WRITTEN REQUEST:
Please return each line of the data below that contains the word "elements". Case counts.
— start PROVIDED RECORDS —
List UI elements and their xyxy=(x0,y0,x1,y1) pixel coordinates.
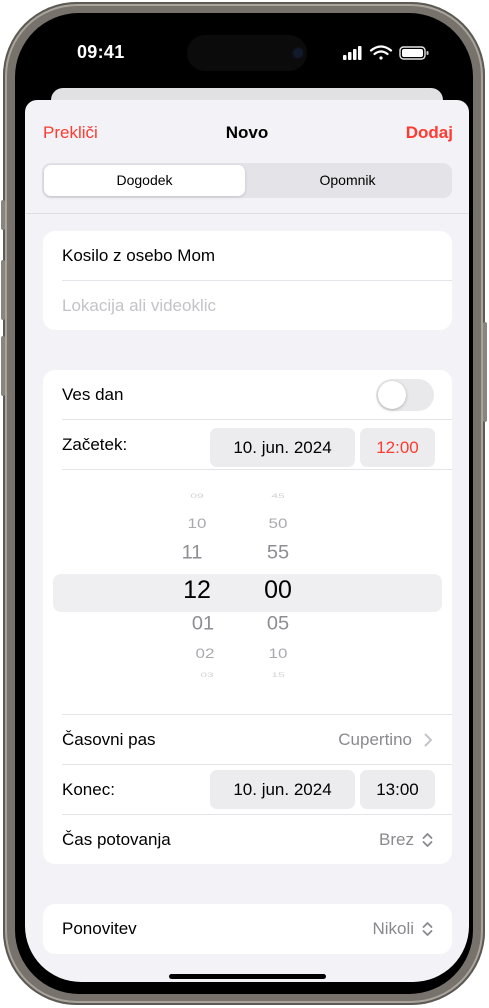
travel-time-label: Čas potovanja xyxy=(62,830,171,849)
hour-option[interactable]: 02 xyxy=(175,646,235,662)
hour-option[interactable]: 10 xyxy=(167,516,227,532)
minute-option[interactable]: 15 xyxy=(248,671,308,679)
event-title-value: Kosilo z osebo Mom xyxy=(62,246,216,265)
start-date-button[interactable]: 10. jun. 2024 xyxy=(210,428,355,467)
screen: 09:41 Novo Prekliči Dodaj Dogodek Opomni… xyxy=(25,22,469,982)
repeat-row[interactable]: Ponovitev Nikoli xyxy=(43,904,452,954)
wifi-icon xyxy=(369,45,393,60)
battery-icon xyxy=(399,46,429,60)
start-label: Začetek: xyxy=(62,435,128,454)
action-button xyxy=(1,200,5,230)
cellular-signal-icon xyxy=(343,46,362,60)
hour-option[interactable]: 03 xyxy=(177,671,237,679)
new-event-sheet: Novo Prekliči Dodaj Dogodek Opomnik Kosi… xyxy=(25,100,469,982)
chevron-up-down-icon xyxy=(422,833,433,847)
minute-option[interactable]: 50 xyxy=(248,516,308,532)
all-day-label: Ves dan xyxy=(62,385,124,404)
repeat-value: Nikoli xyxy=(372,919,414,938)
camera-icon xyxy=(293,48,303,58)
toggle-knob xyxy=(378,381,406,409)
segment-reminder[interactable]: Opomnik xyxy=(247,165,448,196)
end-row: Konec: 10. jun. 2024 13:00 xyxy=(43,765,452,815)
end-label: Konec: xyxy=(62,780,115,799)
timezone-value: Cupertino xyxy=(338,730,412,749)
title-location-card: Kosilo z osebo Mom Lokacija ali videokli… xyxy=(43,231,452,330)
minute-option[interactable]: 55 xyxy=(248,543,308,565)
timezone-row[interactable]: Časovni pas Cupertino xyxy=(43,715,452,765)
home-indicator[interactable] xyxy=(169,974,326,979)
start-time-button[interactable]: 12:00 xyxy=(360,428,435,467)
volume-up-button xyxy=(1,260,5,320)
minute-option[interactable]: 05 xyxy=(248,614,308,636)
type-segmented-control: Dogodek Opomnik xyxy=(42,163,452,198)
power-button xyxy=(483,322,487,422)
time-picker-wheel[interactable]: 09 10 11 12 01 02 03 45 50 55 00 05 10 1… xyxy=(43,469,452,714)
travel-time-row[interactable]: Čas potovanja Brez xyxy=(43,815,452,864)
end-date-button[interactable]: 10. jun. 2024 xyxy=(210,770,355,809)
header-divider xyxy=(25,213,469,214)
end-time-button[interactable]: 13:00 xyxy=(360,770,435,809)
timezone-label: Časovni pas xyxy=(62,730,156,749)
segment-event[interactable]: Dogodek xyxy=(44,165,245,196)
hour-selected[interactable]: 12 xyxy=(167,576,227,605)
hour-option[interactable]: 11 xyxy=(162,543,222,565)
cancel-button[interactable]: Prekliči xyxy=(43,122,98,144)
minute-selected[interactable]: 00 xyxy=(248,576,308,605)
status-icons xyxy=(343,45,429,60)
hour-option[interactable]: 01 xyxy=(173,614,233,636)
event-title-field[interactable]: Kosilo z osebo Mom xyxy=(43,231,452,281)
minute-option[interactable]: 45 xyxy=(248,492,308,500)
location-placeholder: Lokacija ali videoklic xyxy=(62,296,217,315)
hour-option[interactable]: 09 xyxy=(167,492,227,500)
phone-frame: 09:41 Novo Prekliči Dodaj Dogodek Opomni… xyxy=(1,2,487,1005)
repeat-label: Ponovitev xyxy=(62,919,137,938)
chevron-right-icon xyxy=(424,733,432,747)
chevron-up-down-icon xyxy=(422,922,433,936)
minute-option[interactable]: 10 xyxy=(248,646,308,662)
all-day-row: Ves dan xyxy=(43,370,452,420)
all-day-toggle[interactable] xyxy=(376,379,434,411)
location-field[interactable]: Lokacija ali videoklic xyxy=(43,281,452,330)
dynamic-island xyxy=(187,35,307,71)
repeat-card: Ponovitev Nikoli xyxy=(43,904,452,954)
travel-time-value: Brez xyxy=(379,830,414,849)
status-time: 09:41 xyxy=(77,42,125,62)
date-time-card: Ves dan Začetek: 10. jun. 2024 12:00 09 … xyxy=(43,370,452,864)
add-button[interactable]: Dodaj xyxy=(406,122,453,144)
start-row: Začetek: 10. jun. 2024 12:00 xyxy=(43,420,452,470)
volume-down-button xyxy=(1,336,5,396)
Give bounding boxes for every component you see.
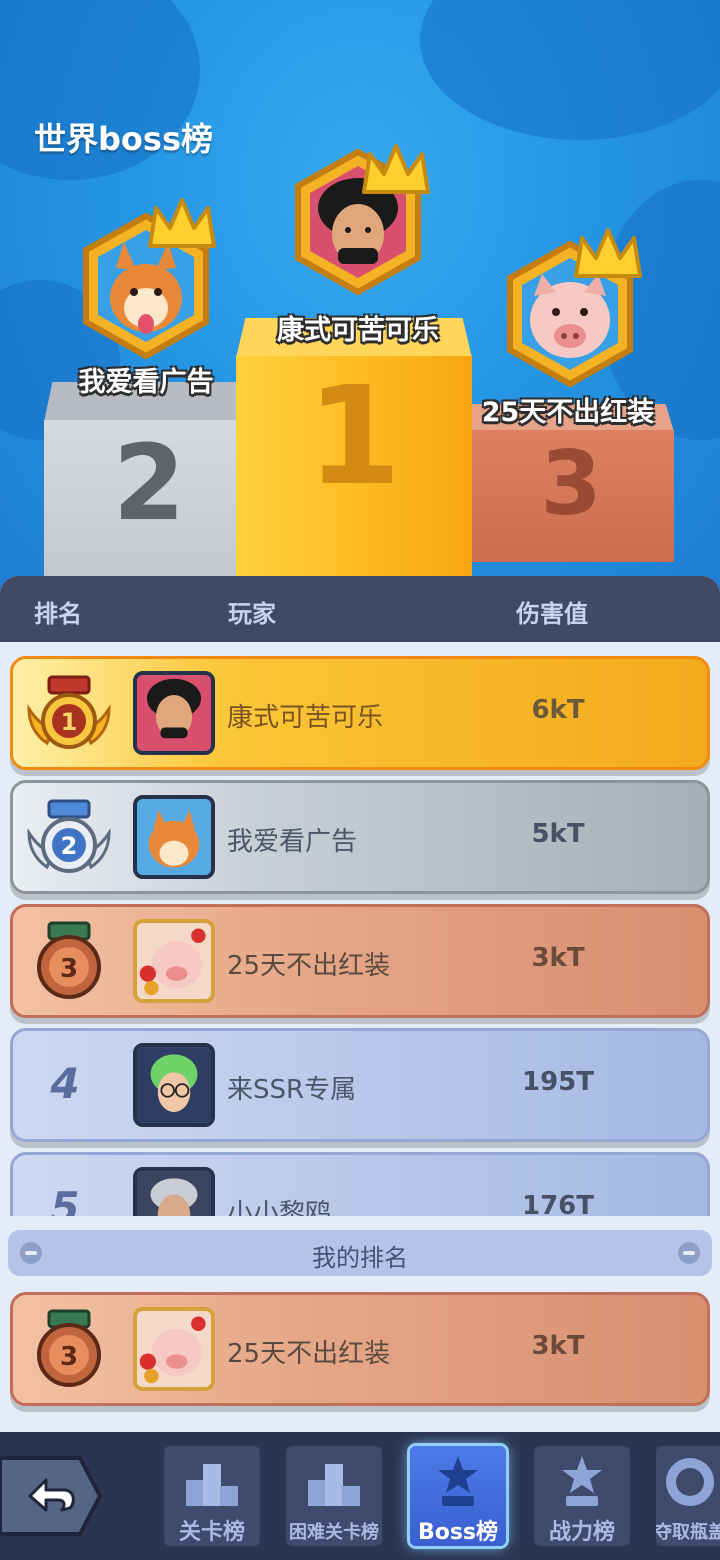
star-trophy-icon: [562, 1456, 602, 1506]
curly-hair-man-avatar[interactable]: [133, 671, 215, 755]
tab-label: Boss榜: [417, 1520, 499, 1545]
podium-icon: [308, 1464, 360, 1506]
festive-pig-avatar[interactable]: [133, 1307, 215, 1391]
tab-capture-caps[interactable]: 夺取瓶盖: [656, 1446, 720, 1546]
player-name: 25天不出红装: [227, 1339, 391, 1369]
tab-boss-rank[interactable]: Boss榜: [410, 1446, 506, 1546]
bottle-cap-icon: [666, 1458, 714, 1506]
rank-number: 5: [50, 1183, 80, 1216]
damage-value: 6kT: [531, 695, 585, 725]
medal-rank-text: 3: [60, 954, 78, 984]
podium-icon: [186, 1464, 238, 1506]
gold-medal-icon: 1: [27, 675, 111, 749]
back-arrow-icon[interactable]: [0, 1454, 102, 1538]
medal-rank-text: 2: [61, 832, 78, 860]
table-header: 排名 玩家 伤害值: [0, 576, 720, 642]
table-row[interactable]: 5 小小黎鸥 176T: [10, 1152, 710, 1216]
player-column-header: 玩家: [228, 600, 276, 628]
podium-area: 世界boss榜 2 3 1 我爱看广告 康式可苦可乐 25天不出红装: [0, 0, 720, 600]
festive-pig-avatar[interactable]: [133, 919, 215, 1003]
tab-label: 困难关卡榜: [289, 1522, 379, 1543]
table-row[interactable]: 3 25天不出红装 3kT: [10, 904, 710, 1018]
grey-hair-fighter-avatar[interactable]: [133, 1167, 215, 1216]
crown-icon: [148, 198, 216, 248]
my-rank-label: 我的排名: [312, 1244, 408, 1272]
tab-label: 战力榜: [548, 1520, 615, 1545]
tab-label: 关卡榜: [178, 1520, 245, 1545]
damage-value: 5kT: [531, 819, 585, 849]
podium-player-name: 25天不出红装: [481, 397, 655, 428]
leaderboard-panel: 排名 玩家 伤害值 1 康式可苦可乐 6kT 2 我爱看广告 5kT 3 25天…: [0, 576, 720, 1436]
player-name: 康式可苦可乐: [227, 703, 384, 733]
bronze-medal-icon: 3: [37, 1309, 101, 1387]
medal-rank-text: 3: [60, 1342, 78, 1372]
tab-stage-rank[interactable]: 关卡榜: [164, 1446, 260, 1546]
table-row[interactable]: 1 康式可苦可乐 6kT: [10, 656, 710, 770]
rank-number: 4: [50, 1059, 80, 1108]
medal-rank-text: 1: [61, 708, 78, 736]
podium-rank-number: 2: [112, 422, 186, 544]
player-name: 25天不出红装: [227, 951, 391, 981]
podium-player-name: 我爱看广告: [78, 367, 214, 398]
damage-column-header: 伤害值: [516, 600, 588, 628]
green-hair-girl-avatar[interactable]: [133, 1043, 215, 1127]
silver-medal-icon: 2: [27, 799, 111, 873]
podium-rank-number: 3: [540, 432, 602, 535]
player-name: 小小黎鸥: [227, 1199, 332, 1216]
leaderboard-list[interactable]: 1 康式可苦可乐 6kT 2 我爱看广告 5kT 3 25天不出红装 3kT 4…: [0, 656, 720, 1216]
crown-icon: [362, 144, 430, 194]
podium-second: 2: [44, 382, 254, 582]
podium-first: 1: [236, 318, 472, 588]
my-rank-row[interactable]: 3 25天不出红装 3kT: [10, 1292, 710, 1406]
shiba-dog-avatar[interactable]: [133, 795, 215, 879]
board-title: 世界boss榜: [34, 120, 213, 158]
podium-player-name: 康式可苦可乐: [277, 315, 439, 346]
paint-splash: [420, 0, 720, 140]
player-name: 我爱看广告: [227, 827, 358, 857]
damage-value: 195T: [521, 1067, 594, 1097]
my-rank-divider: 我的排名: [8, 1230, 712, 1276]
damage-value: 3kT: [531, 943, 585, 973]
bronze-medal-icon: 3: [37, 921, 101, 999]
damage-value: 176T: [521, 1191, 594, 1216]
rank-column-header: 排名: [34, 600, 82, 628]
bottom-nav: 关卡榜 困难关卡榜 Boss榜 战力榜 夺取瓶盖: [0, 1432, 720, 1560]
table-row[interactable]: 2 我爱看广告 5kT: [10, 780, 710, 894]
tab-power-rank[interactable]: 战力榜: [534, 1446, 630, 1546]
damage-value: 3kT: [531, 1331, 585, 1361]
podium-rank-number: 1: [306, 358, 402, 516]
player-name: 来SSR专属: [227, 1075, 357, 1105]
table-row[interactable]: 4 来SSR专属 195T: [10, 1028, 710, 1142]
tab-hard-stage-rank[interactable]: 困难关卡榜: [286, 1446, 382, 1546]
minus-icon: [678, 1242, 700, 1264]
crown-icon: [574, 228, 642, 278]
star-trophy-icon: [438, 1456, 478, 1506]
tab-label: 夺取瓶盖: [656, 1522, 720, 1543]
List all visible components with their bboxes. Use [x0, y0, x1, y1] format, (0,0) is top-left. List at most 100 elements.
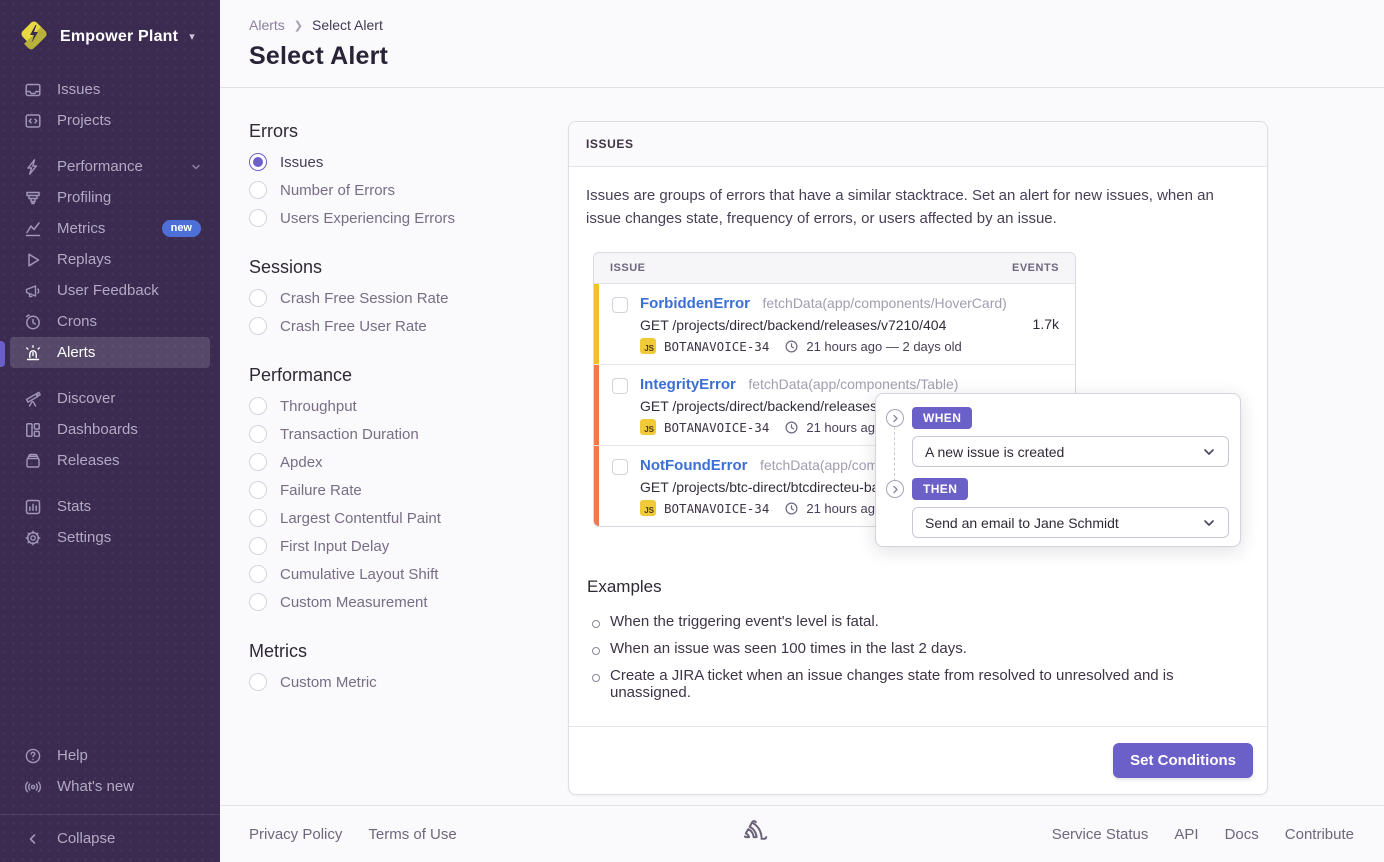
radio-option-crash-free-session-rate[interactable]: Crash Free Session Rate	[249, 284, 539, 312]
radio-option-first-input-delay[interactable]: First Input Delay	[249, 532, 539, 560]
sidebar-item-issues[interactable]: Issues	[10, 74, 210, 105]
set-conditions-button[interactable]: Set Conditions	[1113, 743, 1253, 778]
alert-type-form: Errors Issues Number of Errors Users Exp…	[249, 121, 539, 721]
breadcrumb: Alerts ❯ Select Alert	[249, 17, 1354, 33]
sidebar-collapse-button[interactable]: Collapse	[10, 823, 210, 854]
sidebar-item-whats-new[interactable]: What's new	[10, 771, 210, 802]
sidebar-item-releases[interactable]: Releases	[10, 445, 210, 476]
clock-icon	[785, 421, 798, 434]
examples-title: Examples	[587, 577, 1250, 597]
radio-option-custom-metric[interactable]: Custom Metric	[249, 668, 539, 696]
then-action-select[interactable]: Send an email to Jane Schmidt	[912, 507, 1229, 538]
form-section-performance: Performance Throughput Transaction Durat…	[249, 365, 539, 616]
issue-title-link[interactable]: NotFoundError	[640, 457, 747, 474]
footer-link-privacy-policy[interactable]: Privacy Policy	[249, 826, 342, 843]
radio-option-issues[interactable]: Issues	[249, 148, 539, 176]
radio-option-transaction-duration[interactable]: Transaction Duration	[249, 420, 539, 448]
sidebar-nav: Issues Projects Performance Profiling	[0, 68, 220, 553]
issue-short-id: BOTANAVOICE-34	[664, 501, 769, 516]
sentry-logo-icon	[739, 819, 769, 850]
breadcrumb-current: Select Alert	[312, 17, 383, 33]
sidebar-item-stats[interactable]: Stats	[10, 491, 210, 522]
section-title: Errors	[249, 121, 539, 142]
radio-icon	[249, 537, 267, 555]
projects-icon	[23, 111, 42, 130]
sidebar-item-replays[interactable]: Replays	[10, 244, 210, 275]
radio-icon	[249, 425, 267, 443]
issue-events-count: 1.7k	[1033, 316, 1059, 332]
issue-title-link[interactable]: ForbiddenError	[640, 295, 750, 312]
sidebar-item-user-feedback[interactable]: User Feedback	[10, 275, 210, 306]
example-item: When the triggering event's level is fat…	[587, 608, 1250, 635]
sidebar-item-projects[interactable]: Projects	[10, 105, 210, 136]
sidebar-item-label: Profiling	[57, 189, 111, 206]
issue-checkbox[interactable]	[612, 378, 628, 394]
radio-option-custom-measurement[interactable]: Custom Measurement	[249, 588, 539, 616]
form-section-errors: Errors Issues Number of Errors Users Exp…	[249, 121, 539, 232]
sidebar-item-profiling[interactable]: Profiling	[10, 182, 210, 213]
issue-title-link[interactable]: IntegrityError	[640, 376, 736, 393]
radio-icon	[249, 209, 267, 227]
sidebar-bottom: Help What's new Collapse	[0, 740, 220, 862]
radio-icon	[249, 509, 267, 527]
sidebar-item-label: Stats	[57, 498, 91, 515]
clock-icon	[23, 312, 42, 331]
form-section-sessions: Sessions Crash Free Session Rate Crash F…	[249, 257, 539, 340]
sidebar-item-label: Metrics	[57, 220, 105, 237]
issue-checkbox[interactable]	[612, 459, 628, 475]
sidebar-item-label: Crons	[57, 313, 97, 330]
sidebar-item-label: Projects	[57, 112, 111, 129]
sidebar-item-label: Dashboards	[57, 421, 138, 438]
footer-link-docs[interactable]: Docs	[1225, 826, 1259, 843]
javascript-platform-icon: JS	[640, 338, 656, 354]
then-badge: THEN	[912, 478, 968, 500]
panel-footer: Set Conditions	[569, 726, 1267, 794]
section-title: Sessions	[249, 257, 539, 278]
gear-icon	[23, 528, 42, 547]
chevron-right-icon: ❯	[294, 19, 303, 32]
sidebar-item-alerts[interactable]: Alerts	[10, 337, 210, 368]
chevron-down-icon	[1202, 516, 1216, 530]
dashboards-icon	[23, 420, 42, 439]
footer-link-api[interactable]: API	[1174, 826, 1198, 843]
sidebar-item-label: What's new	[57, 778, 134, 795]
circle-chevron-right-icon	[886, 480, 904, 498]
radio-option-failure-rate[interactable]: Failure Rate	[249, 476, 539, 504]
footer-link-service-status[interactable]: Service Status	[1052, 826, 1149, 843]
telescope-icon	[23, 389, 42, 408]
issue-culprit: fetchData(app/components/Table)	[748, 376, 958, 392]
sidebar-item-label: Help	[57, 747, 88, 764]
sidebar-item-dashboards[interactable]: Dashboards	[10, 414, 210, 445]
radio-option-number-of-errors[interactable]: Number of Errors	[249, 176, 539, 204]
sidebar-item-label: User Feedback	[57, 282, 159, 299]
sidebar-item-help[interactable]: Help	[10, 740, 210, 771]
page-title: Select Alert	[249, 42, 1354, 71]
radio-icon	[249, 397, 267, 415]
radio-option-crash-free-user-rate[interactable]: Crash Free User Rate	[249, 312, 539, 340]
sidebar-item-crons[interactable]: Crons	[10, 306, 210, 337]
radio-icon	[249, 565, 267, 583]
org-switcher[interactable]: Empower Plant ▾	[0, 0, 220, 68]
issue-checkbox[interactable]	[612, 297, 628, 313]
footer-link-contribute[interactable]: Contribute	[1285, 826, 1354, 843]
issue-row[interactable]: ForbiddenError fetchData(app/components/…	[594, 284, 1075, 365]
radio-option-users-experiencing-errors[interactable]: Users Experiencing Errors	[249, 204, 539, 232]
metrics-icon	[23, 219, 42, 238]
radio-option-largest-contentful-paint[interactable]: Largest Contentful Paint	[249, 504, 539, 532]
footer-link-terms-of-use[interactable]: Terms of Use	[368, 826, 456, 843]
radio-option-throughput[interactable]: Throughput	[249, 392, 539, 420]
sidebar-item-metrics[interactable]: Metrics new	[10, 213, 210, 244]
then-action-value: Send an email to Jane Schmidt	[925, 515, 1119, 531]
breadcrumb-alerts-link[interactable]: Alerts	[249, 17, 285, 33]
sidebar-item-discover[interactable]: Discover	[10, 383, 210, 414]
sidebar-item-performance[interactable]: Performance	[10, 151, 210, 182]
when-condition-select[interactable]: A new issue is created	[912, 436, 1229, 467]
sidebar-item-label: Issues	[57, 81, 100, 98]
sidebar-item-label: Settings	[57, 529, 111, 546]
radio-option-cumulative-layout-shift[interactable]: Cumulative Layout Shift	[249, 560, 539, 588]
radio-label: Apdex	[280, 454, 323, 471]
radio-option-apdex[interactable]: Apdex	[249, 448, 539, 476]
column-header-events: EVENTS	[1012, 262, 1059, 274]
sidebar-item-settings[interactable]: Settings	[10, 522, 210, 553]
radio-icon	[249, 317, 267, 335]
— end PROVIDED RECORDS —
ANSWER BELOW:
List UI elements and their xyxy=(x0,y0,x1,y1) pixel coordinates.
List all visible components with their bboxes. Use [x0, y0, x1, y1] format, (0,0) is top-left. List at most 100 elements.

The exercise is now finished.